Task brief.
How many of the lines that follow contain the word "verhindern"? Give only the number.

-- BEGIN Data to process --

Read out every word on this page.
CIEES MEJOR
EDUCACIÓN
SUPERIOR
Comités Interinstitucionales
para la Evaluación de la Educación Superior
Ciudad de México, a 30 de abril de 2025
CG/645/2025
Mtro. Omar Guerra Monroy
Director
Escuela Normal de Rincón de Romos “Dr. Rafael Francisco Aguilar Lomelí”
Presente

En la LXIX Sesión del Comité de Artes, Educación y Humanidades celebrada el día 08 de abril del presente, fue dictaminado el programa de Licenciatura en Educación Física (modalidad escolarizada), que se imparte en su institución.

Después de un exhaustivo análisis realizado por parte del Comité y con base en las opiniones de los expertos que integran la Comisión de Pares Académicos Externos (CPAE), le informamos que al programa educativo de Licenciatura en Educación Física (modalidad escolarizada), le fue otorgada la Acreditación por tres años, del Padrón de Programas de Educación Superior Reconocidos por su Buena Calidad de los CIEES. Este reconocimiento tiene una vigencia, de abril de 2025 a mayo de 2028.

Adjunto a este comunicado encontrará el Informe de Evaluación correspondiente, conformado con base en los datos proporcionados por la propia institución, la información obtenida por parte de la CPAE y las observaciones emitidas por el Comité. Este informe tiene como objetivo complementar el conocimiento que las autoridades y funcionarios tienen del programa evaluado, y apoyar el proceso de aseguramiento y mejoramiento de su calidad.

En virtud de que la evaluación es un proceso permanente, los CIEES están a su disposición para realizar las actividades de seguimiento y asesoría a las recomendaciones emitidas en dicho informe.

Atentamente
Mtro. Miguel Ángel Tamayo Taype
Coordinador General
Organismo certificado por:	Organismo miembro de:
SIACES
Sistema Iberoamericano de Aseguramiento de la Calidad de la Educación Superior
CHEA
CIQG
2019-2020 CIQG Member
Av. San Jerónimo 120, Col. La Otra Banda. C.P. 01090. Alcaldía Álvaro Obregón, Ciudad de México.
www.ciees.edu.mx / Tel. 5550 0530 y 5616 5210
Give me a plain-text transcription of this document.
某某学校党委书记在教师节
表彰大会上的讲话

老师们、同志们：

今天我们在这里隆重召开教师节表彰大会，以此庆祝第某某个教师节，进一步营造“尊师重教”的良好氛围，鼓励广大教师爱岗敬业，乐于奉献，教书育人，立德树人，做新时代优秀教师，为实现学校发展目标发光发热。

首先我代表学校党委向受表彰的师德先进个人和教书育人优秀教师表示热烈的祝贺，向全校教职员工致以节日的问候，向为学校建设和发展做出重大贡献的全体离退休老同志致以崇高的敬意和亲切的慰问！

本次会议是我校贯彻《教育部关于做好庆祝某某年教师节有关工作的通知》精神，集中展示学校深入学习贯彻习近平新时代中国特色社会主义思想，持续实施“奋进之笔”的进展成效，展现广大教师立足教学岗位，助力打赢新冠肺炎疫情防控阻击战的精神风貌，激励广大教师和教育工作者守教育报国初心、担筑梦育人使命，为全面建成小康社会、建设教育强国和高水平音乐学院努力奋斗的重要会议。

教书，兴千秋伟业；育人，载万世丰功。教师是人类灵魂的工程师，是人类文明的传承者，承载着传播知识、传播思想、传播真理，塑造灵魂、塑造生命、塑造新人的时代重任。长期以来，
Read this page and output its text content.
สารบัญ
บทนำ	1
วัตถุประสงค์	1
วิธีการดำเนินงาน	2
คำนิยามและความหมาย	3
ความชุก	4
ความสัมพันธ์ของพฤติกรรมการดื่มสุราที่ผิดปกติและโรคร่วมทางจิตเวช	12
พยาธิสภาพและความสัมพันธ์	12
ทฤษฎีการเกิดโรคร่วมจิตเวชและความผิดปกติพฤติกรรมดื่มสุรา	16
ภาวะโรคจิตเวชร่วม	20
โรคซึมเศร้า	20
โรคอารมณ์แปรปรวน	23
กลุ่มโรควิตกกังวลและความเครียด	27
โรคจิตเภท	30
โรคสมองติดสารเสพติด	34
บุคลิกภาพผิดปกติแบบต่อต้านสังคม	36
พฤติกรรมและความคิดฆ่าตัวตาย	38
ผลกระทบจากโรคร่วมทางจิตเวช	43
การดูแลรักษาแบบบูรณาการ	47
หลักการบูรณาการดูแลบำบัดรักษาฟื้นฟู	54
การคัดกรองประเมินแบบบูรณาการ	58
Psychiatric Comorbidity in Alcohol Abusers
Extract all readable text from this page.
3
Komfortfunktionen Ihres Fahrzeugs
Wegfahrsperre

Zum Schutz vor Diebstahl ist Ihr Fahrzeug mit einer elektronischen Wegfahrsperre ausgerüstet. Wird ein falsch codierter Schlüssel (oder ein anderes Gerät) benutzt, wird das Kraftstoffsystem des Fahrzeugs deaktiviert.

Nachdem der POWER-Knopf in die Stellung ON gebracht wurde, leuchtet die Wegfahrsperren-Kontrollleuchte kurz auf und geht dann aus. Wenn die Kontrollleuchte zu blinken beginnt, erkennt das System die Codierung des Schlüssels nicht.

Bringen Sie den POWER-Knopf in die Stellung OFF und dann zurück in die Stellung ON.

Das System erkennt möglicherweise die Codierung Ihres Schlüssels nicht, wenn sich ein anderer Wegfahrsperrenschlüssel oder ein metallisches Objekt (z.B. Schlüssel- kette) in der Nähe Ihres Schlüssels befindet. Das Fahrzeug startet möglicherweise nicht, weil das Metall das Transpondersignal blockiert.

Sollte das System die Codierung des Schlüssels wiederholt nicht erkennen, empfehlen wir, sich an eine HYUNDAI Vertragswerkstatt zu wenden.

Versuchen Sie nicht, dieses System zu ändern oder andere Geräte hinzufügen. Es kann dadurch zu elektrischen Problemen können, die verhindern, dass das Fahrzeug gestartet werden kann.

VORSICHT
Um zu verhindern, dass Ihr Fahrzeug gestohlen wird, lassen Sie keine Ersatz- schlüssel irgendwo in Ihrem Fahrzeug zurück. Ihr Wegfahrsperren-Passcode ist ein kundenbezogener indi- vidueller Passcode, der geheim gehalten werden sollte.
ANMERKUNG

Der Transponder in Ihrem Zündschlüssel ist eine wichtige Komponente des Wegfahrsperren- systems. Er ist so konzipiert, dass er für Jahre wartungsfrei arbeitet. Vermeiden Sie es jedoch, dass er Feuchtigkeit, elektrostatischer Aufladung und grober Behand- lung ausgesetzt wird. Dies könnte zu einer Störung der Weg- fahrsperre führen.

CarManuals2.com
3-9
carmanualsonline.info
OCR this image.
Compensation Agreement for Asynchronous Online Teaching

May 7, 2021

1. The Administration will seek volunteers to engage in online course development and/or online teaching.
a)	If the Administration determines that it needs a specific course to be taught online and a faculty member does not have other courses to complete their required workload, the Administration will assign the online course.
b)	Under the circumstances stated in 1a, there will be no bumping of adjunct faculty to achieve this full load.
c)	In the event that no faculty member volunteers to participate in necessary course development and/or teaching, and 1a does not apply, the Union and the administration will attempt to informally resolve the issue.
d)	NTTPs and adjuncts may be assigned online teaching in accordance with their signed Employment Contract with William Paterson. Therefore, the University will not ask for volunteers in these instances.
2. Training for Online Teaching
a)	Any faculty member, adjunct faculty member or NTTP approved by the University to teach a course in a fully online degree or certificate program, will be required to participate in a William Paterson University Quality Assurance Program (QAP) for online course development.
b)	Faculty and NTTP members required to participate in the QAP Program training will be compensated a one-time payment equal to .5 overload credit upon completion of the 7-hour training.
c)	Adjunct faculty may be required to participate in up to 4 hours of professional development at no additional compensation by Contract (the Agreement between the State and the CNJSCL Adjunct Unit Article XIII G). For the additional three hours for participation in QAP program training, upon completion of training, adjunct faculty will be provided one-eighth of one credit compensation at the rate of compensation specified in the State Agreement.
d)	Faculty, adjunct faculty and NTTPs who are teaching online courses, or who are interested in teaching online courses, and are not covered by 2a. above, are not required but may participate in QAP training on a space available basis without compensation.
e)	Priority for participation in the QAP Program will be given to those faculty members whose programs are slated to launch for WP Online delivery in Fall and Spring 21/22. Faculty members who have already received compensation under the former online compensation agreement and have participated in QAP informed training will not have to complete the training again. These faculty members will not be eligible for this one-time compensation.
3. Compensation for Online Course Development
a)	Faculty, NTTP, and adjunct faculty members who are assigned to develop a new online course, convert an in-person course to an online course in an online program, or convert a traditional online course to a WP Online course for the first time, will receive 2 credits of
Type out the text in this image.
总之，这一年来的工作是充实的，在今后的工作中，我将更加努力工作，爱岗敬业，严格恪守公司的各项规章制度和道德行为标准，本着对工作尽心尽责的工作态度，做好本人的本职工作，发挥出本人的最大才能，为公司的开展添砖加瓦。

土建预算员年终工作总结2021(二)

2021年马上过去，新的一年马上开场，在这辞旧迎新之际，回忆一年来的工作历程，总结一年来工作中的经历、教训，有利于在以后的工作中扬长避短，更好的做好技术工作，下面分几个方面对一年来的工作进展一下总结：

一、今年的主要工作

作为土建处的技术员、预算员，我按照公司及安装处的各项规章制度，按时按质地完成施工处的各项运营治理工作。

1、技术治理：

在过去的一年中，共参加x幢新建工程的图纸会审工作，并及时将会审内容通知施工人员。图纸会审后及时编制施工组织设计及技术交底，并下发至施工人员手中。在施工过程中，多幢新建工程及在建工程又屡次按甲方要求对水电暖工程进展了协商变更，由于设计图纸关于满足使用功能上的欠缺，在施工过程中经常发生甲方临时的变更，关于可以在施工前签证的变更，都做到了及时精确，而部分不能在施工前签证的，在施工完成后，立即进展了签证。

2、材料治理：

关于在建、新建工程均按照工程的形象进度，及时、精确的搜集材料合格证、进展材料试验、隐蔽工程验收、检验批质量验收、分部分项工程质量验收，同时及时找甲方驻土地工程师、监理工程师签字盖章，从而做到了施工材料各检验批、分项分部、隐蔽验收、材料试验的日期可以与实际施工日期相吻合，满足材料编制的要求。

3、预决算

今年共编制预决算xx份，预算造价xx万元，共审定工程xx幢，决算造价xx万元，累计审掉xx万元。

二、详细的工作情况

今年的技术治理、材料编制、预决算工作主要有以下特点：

-- END Data to process --

Result of the exercise.
2